Pull out all lines from the listing below in which the word "JSON" appears.

**THE INPUT**
┏━━

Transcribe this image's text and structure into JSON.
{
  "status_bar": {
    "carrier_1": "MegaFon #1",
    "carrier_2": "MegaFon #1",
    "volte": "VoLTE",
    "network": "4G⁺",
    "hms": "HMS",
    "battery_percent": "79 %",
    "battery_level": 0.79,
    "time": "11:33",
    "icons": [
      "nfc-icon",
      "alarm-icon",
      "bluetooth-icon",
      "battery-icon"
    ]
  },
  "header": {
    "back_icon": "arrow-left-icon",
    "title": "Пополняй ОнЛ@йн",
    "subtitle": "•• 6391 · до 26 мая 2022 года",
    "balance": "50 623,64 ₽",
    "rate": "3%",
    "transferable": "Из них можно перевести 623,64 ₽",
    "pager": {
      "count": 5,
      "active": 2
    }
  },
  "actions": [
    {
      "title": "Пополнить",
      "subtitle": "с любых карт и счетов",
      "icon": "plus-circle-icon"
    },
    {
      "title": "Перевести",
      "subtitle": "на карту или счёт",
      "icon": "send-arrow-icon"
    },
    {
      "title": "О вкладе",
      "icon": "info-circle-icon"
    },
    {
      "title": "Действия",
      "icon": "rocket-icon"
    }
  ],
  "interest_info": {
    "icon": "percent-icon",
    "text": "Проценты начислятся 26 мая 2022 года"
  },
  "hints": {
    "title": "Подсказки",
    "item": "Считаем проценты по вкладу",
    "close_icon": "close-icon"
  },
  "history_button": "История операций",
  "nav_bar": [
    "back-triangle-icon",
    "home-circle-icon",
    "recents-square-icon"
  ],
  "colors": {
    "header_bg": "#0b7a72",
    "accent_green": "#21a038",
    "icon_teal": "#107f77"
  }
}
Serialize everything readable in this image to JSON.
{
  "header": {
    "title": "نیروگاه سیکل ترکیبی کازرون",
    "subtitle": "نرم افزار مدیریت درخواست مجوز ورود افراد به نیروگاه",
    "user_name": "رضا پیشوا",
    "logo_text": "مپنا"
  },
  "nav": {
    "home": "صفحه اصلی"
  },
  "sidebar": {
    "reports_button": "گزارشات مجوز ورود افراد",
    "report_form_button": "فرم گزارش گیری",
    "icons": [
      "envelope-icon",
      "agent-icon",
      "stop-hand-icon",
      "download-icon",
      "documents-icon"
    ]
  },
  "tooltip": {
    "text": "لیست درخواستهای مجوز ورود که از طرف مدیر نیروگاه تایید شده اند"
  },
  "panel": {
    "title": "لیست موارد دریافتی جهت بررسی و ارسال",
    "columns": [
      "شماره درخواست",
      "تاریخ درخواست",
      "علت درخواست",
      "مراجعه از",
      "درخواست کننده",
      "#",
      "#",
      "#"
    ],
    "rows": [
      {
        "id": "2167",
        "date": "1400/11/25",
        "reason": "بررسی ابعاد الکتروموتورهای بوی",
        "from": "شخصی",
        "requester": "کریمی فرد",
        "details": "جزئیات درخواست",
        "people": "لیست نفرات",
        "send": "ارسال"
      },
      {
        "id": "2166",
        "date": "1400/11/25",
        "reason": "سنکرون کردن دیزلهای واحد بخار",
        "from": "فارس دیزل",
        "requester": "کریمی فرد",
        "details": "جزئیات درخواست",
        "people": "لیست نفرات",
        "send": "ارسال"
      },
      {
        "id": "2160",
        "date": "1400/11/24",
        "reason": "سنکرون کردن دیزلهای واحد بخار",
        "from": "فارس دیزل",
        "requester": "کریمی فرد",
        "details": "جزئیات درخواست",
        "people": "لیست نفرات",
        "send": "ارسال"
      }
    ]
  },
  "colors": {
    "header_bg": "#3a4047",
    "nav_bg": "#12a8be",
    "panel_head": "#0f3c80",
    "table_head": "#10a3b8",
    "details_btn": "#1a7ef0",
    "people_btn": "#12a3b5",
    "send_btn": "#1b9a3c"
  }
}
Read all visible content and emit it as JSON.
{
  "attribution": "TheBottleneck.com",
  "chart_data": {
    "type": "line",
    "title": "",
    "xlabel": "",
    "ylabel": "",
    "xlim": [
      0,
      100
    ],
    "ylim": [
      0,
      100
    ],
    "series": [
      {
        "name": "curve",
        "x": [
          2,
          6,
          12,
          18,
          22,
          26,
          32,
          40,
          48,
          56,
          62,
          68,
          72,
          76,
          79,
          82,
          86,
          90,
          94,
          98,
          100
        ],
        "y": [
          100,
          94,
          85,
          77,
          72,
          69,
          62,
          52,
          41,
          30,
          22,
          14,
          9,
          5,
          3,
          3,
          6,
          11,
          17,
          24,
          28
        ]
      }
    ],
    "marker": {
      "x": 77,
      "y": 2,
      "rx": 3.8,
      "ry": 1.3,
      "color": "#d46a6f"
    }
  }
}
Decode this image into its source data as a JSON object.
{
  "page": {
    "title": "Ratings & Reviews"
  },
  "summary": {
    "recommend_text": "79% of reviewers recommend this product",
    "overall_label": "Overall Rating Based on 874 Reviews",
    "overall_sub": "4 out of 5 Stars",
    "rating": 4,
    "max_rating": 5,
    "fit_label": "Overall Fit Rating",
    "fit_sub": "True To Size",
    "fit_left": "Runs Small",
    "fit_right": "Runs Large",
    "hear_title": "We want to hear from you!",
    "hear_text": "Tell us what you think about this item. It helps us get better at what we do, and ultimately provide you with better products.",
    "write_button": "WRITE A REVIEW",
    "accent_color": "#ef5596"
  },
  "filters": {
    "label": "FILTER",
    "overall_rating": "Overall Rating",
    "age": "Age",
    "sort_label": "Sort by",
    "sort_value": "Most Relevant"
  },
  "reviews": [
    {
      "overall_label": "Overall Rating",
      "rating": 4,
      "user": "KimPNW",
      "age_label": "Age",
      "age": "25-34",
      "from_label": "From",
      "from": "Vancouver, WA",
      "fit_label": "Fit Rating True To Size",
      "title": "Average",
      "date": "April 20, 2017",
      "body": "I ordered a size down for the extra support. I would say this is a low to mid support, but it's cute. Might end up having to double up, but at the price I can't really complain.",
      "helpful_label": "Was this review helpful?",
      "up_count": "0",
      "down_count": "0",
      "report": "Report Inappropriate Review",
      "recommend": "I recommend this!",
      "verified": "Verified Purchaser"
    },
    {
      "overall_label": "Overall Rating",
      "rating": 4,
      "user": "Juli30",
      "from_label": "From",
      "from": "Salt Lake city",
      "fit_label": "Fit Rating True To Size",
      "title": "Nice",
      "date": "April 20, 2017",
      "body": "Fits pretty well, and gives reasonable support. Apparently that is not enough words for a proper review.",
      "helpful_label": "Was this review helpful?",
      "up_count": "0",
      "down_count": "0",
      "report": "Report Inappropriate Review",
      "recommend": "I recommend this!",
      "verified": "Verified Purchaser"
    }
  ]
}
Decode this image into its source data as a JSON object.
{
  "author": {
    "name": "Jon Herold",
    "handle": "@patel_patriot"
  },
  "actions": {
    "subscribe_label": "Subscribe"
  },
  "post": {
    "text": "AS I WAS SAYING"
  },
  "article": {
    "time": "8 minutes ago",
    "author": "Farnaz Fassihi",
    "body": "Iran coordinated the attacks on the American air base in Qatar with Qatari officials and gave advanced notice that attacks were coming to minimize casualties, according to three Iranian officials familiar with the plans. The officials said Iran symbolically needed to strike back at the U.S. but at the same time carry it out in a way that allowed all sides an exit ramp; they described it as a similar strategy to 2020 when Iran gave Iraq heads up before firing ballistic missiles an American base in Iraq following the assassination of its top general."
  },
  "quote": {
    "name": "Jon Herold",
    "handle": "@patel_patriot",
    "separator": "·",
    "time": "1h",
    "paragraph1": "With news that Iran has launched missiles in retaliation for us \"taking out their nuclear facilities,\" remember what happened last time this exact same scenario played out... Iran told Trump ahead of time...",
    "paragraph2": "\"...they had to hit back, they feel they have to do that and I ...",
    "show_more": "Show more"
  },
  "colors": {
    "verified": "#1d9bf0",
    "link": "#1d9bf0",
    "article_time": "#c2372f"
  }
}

┗━━

**COMPLETE RESPONSE**
Transcribe this image's text and structure into JSON.
Serialize everything readable in this image to JSON.
Read all visible content and emit it as JSON.
Decode this image into its source data as a JSON object.
Decode this image into its source data as a JSON object.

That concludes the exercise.